• _Task to complete_:
Reproduce the listing below verbatim.

Collected data entries
__________________________________________________

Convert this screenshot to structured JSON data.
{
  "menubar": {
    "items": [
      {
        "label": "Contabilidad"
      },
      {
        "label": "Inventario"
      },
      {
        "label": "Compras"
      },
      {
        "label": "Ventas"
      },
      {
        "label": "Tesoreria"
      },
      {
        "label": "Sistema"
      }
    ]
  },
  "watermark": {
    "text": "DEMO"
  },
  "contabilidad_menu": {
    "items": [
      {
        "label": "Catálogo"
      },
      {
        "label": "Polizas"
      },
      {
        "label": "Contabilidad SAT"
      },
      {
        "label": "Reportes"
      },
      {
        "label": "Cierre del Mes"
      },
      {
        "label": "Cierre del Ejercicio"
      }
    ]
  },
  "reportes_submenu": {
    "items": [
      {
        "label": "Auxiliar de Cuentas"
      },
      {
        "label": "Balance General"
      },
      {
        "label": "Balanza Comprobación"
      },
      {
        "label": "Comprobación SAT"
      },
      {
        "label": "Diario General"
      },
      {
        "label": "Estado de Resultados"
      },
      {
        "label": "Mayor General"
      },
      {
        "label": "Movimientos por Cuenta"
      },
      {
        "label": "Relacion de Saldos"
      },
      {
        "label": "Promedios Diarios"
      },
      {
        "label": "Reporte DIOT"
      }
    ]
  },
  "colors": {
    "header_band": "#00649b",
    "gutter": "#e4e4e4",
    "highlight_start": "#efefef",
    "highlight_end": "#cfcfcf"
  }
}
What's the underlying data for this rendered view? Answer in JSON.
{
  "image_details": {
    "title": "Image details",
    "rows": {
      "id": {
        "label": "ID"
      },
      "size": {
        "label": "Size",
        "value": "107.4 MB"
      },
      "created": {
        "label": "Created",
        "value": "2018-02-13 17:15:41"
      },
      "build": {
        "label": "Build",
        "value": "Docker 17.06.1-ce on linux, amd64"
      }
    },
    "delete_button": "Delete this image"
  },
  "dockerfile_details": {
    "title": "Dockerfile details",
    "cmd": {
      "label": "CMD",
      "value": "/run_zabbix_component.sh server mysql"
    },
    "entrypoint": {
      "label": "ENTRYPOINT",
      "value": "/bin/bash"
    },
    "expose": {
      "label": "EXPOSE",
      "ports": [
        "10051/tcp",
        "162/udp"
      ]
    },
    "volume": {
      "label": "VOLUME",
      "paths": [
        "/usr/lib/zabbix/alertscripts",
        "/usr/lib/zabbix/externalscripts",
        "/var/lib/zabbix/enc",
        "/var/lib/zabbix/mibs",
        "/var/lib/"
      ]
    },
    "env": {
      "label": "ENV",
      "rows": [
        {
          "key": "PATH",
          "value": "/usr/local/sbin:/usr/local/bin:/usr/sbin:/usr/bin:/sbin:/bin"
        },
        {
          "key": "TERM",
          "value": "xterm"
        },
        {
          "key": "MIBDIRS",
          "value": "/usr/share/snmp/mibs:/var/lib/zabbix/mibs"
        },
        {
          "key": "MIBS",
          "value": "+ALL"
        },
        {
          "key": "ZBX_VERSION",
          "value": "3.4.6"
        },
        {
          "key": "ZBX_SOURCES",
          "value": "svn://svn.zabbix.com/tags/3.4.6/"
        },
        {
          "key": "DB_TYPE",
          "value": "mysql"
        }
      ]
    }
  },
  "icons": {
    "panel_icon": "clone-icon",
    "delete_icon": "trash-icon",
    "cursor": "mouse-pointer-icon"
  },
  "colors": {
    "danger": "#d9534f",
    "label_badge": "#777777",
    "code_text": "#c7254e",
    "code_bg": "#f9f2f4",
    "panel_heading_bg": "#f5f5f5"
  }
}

__________________________________________________

• _Correct response_:
Convert this screenshot to structured JSON data.
{
  "menubar": {
    "items": [
      {
        "label": "Contabilidad"
      },
      {
        "label": "Inventario"
      },
      {
        "label": "Compras"
      },
      {
        "label": "Ventas"
      },
      {
        "label": "Tesoreria"
      },
      {
        "label": "Sistema"
      }
    ]
  },
  "watermark": {
    "text": "DEMO"
  },
  "contabilidad_menu": {
    "items": [
      {
        "label": "Catálogo"
      },
      {
        "label": "Polizas"
      },
      {
        "label": "Contabilidad SAT"
      },
      {
        "label": "Reportes"
      },
      {
        "label": "Cierre del Mes"
      },
      {
        "label": "Cierre del Ejercicio"
      }
    ]
  },
  "reportes_submenu": {
    "items": [
      {
        "label": "Auxiliar de Cuentas"
      },
      {
        "label": "Balance General"
      },
      {
        "label": "Balanza Comprobación"
      },
      {
        "label": "Comprobación SAT"
      },
      {
        "label": "Diario General"
      },
      {
        "label": "Estado de Resultados"
      },
      {
        "label": "Mayor General"
      },
      {
        "label": "Movimientos por Cuenta"
      },
      {
        "label": "Relacion de Saldos"
      },
      {
        "label": "Promedios Diarios"
      },
      {
        "label": "Reporte DIOT"
      }
    ]
  },
  "colors": {
    "header_band": "#00649b",
    "gutter": "#e4e4e4",
    "highlight_start": "#efefef",
    "highlight_end": "#cfcfcf"
  }
}
What's the underlying data for this rendered view? Answer in JSON.
{
  "image_details": {
    "title": "Image details",
    "rows": {
      "id": {
        "label": "ID"
      },
      "size": {
        "label": "Size",
        "value": "107.4 MB"
      },
      "created": {
        "label": "Created",
        "value": "2018-02-13 17:15:41"
      },
      "build": {
        "label": "Build",
        "value": "Docker 17.06.1-ce on linux, amd64"
      }
    },
    "delete_button": "Delete this image"
  },
  "dockerfile_details": {
    "title": "Dockerfile details",
    "cmd": {
      "label": "CMD",
      "value": "/run_zabbix_component.sh server mysql"
    },
    "entrypoint": {
      "label": "ENTRYPOINT",
      "value": "/bin/bash"
    },
    "expose": {
      "label": "EXPOSE",
      "ports": [
        "10051/tcp",
        "162/udp"
      ]
    },
    "volume": {
      "label": "VOLUME",
      "paths": [
        "/usr/lib/zabbix/alertscripts",
        "/usr/lib/zabbix/externalscripts",
        "/var/lib/zabbix/enc",
        "/var/lib/zabbix/mibs",
        "/var/lib/"
      ]
    },
    "env": {
      "label": "ENV",
      "rows": [
        {
          "key": "PATH",
          "value": "/usr/local/sbin:/usr/local/bin:/usr/sbin:/usr/bin:/sbin:/bin"
        },
        {
          "key": "TERM",
          "value": "xterm"
        },
        {
          "key": "MIBDIRS",
          "value": "/usr/share/snmp/mibs:/var/lib/zabbix/mibs"
        },
        {
          "key": "MIBS",
          "value": "+ALL"
        },
        {
          "key": "ZBX_VERSION",
          "value": "3.4.6"
        },
        {
          "key": "ZBX_SOURCES",
          "value": "svn://svn.zabbix.com/tags/3.4.6/"
        },
        {
          "key": "DB_TYPE",
          "value": "mysql"
        }
      ]
    }
  },
  "icons": {
    "panel_icon": "clone-icon",
    "delete_icon": "trash-icon",
    "cursor": "mouse-pointer-icon"
  },
  "colors": {
    "danger": "#d9534f",
    "label_badge": "#777777",
    "code_text": "#c7254e",
    "code_bg": "#f9f2f4",
    "panel_heading_bg": "#f5f5f5"
  }
}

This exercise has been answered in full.